_EXTRACTED RECORDS_
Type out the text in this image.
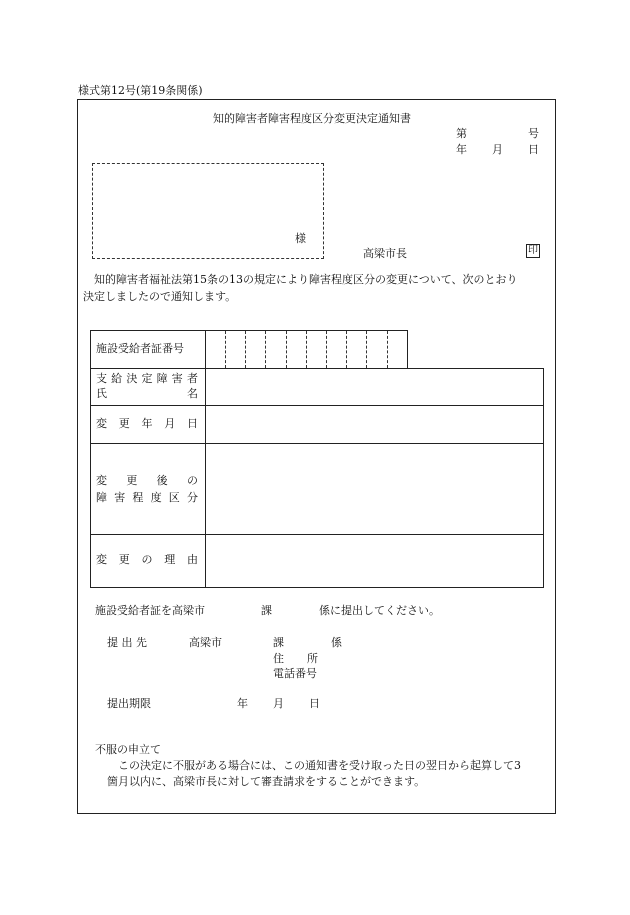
様式第12号(第19条関係)
知的障害者障害程度区分変更決定通知書
第	号
年 月 日
様
高梁市長	印
知的障害者福祉法第15条の13の規定により障害程度区分の変更について、次のとおり
決定しましたので通知します。
施設受給者証番号
支 給 決 定 障 害 者
氏	名
変 更 年 月 日
変 更 後 の
障 害 程 度 区 分
変 更 の 理 由
施設受給者証を高梁市	課	係に提出してください。
提 出 先	高梁市	課	係
住 所
電話番号
提出期限	年 月 日
不服の申立て
この決定に不服がある場合には、この通知書を受け取った日の翌日から起算して3
箇月以内に、高梁市長に対して審査請求をすることができます。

_WRITTEN EXERCISE_
Set every line down exactly as written, leaving each picture out.

_SOLUTION TO THIS PROBLEM_
Type out the text in this image.
様式第12号(第19条関係)
知的障害者障害程度区分変更決定通知書
第	号
年 月 日
様
高梁市長	印
知的障害者福祉法第15条の13の規定により障害程度区分の変更について、次のとおり
決定しましたので通知します。
施設受給者証番号
支 給 決 定 障 害 者
氏	名
変 更 年 月 日
変 更 後 の
障 害 程 度 区 分
変 更 の 理 由
施設受給者証を高梁市	課	係に提出してください。
提 出 先	高梁市	課	係
住 所
電話番号
提出期限	年 月 日
不服の申立て
この決定に不服がある場合には、この通知書を受け取った日の翌日から起算して3
箇月以内に、高梁市長に対して審査請求をすることができます。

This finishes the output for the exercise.